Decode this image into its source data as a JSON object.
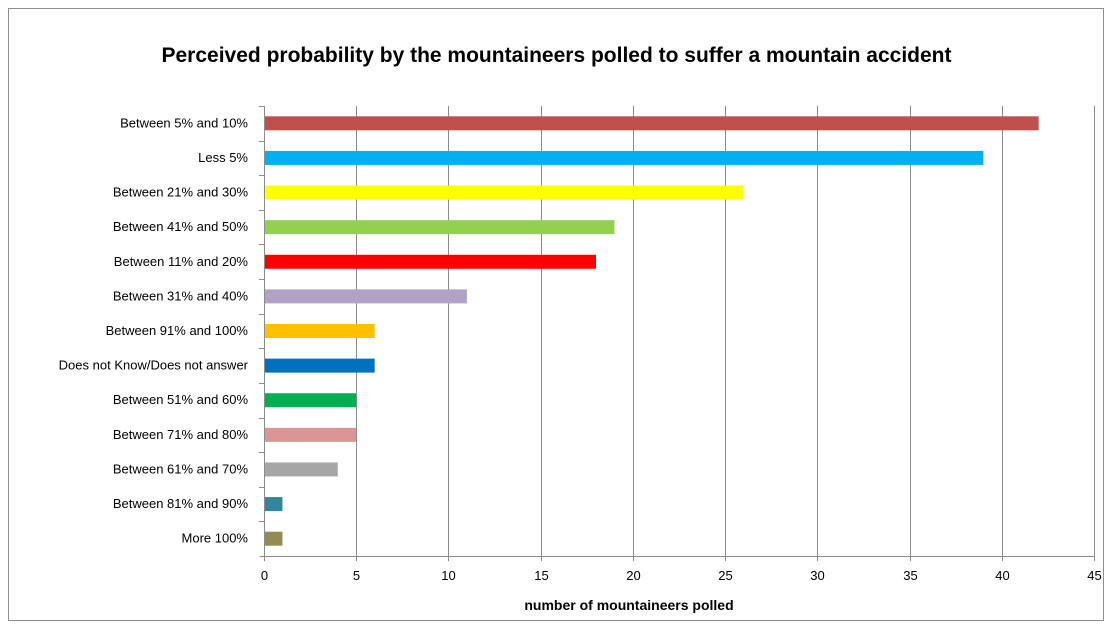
{
  "chart_data": {
    "type": "bar",
    "orientation": "horizontal",
    "title": "Perceived probability by the mountaineers polled to suffer a mountain accident",
    "xlabel": "number of mountaineers polled",
    "ylabel": "",
    "xlim": [
      0,
      45
    ],
    "x_ticks": [
      0,
      5,
      10,
      15,
      20,
      25,
      30,
      35,
      40,
      45
    ],
    "grid": "vertical",
    "legend": "none",
    "categories": [
      "Between 5% and 10%",
      "Less 5%",
      "Between 21% and 30%",
      "Between 41% and 50%",
      "Between 11% and 20%",
      "Between 31% and 40%",
      "Between 91% and 100%",
      "Does not Know/Does not answer",
      "Between 51% and 60%",
      "Between 71% and 80%",
      "Between 61% and 70%",
      "Between 81% and 90%",
      "More 100%"
    ],
    "values": [
      42,
      39,
      26,
      19,
      18,
      11,
      6,
      6,
      5,
      5,
      4,
      1,
      1
    ],
    "colors": [
      "#c0504d",
      "#00b0f0",
      "#ffff00",
      "#92d050",
      "#ff0000",
      "#b2a2c7",
      "#ffc000",
      "#0070c0",
      "#00b050",
      "#d99694",
      "#a6a6a6",
      "#31859c",
      "#948a54"
    ]
  }
}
◆ ◆ ◆ ◆ ◆
> Your task:
Reproduce the data above in full, exactly as it is, with the pictures left out.

> Solved problem:
Decode this image into its source data as a JSON object.
{
  "chart_data": {
    "type": "bar",
    "orientation": "horizontal",
    "title": "Perceived probability by the mountaineers polled to suffer a mountain accident",
    "xlabel": "number of mountaineers polled",
    "ylabel": "",
    "xlim": [
      0,
      45
    ],
    "x_ticks": [
      0,
      5,
      10,
      15,
      20,
      25,
      30,
      35,
      40,
      45
    ],
    "grid": "vertical",
    "legend": "none",
    "categories": [
      "Between 5% and 10%",
      "Less 5%",
      "Between 21% and 30%",
      "Between 41% and 50%",
      "Between 11% and 20%",
      "Between 31% and 40%",
      "Between 91% and 100%",
      "Does not Know/Does not answer",
      "Between 51% and 60%",
      "Between 71% and 80%",
      "Between 61% and 70%",
      "Between 81% and 90%",
      "More 100%"
    ],
    "values": [
      42,
      39,
      26,
      19,
      18,
      11,
      6,
      6,
      5,
      5,
      4,
      1,
      1
    ],
    "colors": [
      "#c0504d",
      "#00b0f0",
      "#ffff00",
      "#92d050",
      "#ff0000",
      "#b2a2c7",
      "#ffc000",
      "#0070c0",
      "#00b050",
      "#d99694",
      "#a6a6a6",
      "#31859c",
      "#948a54"
    ]
  }
}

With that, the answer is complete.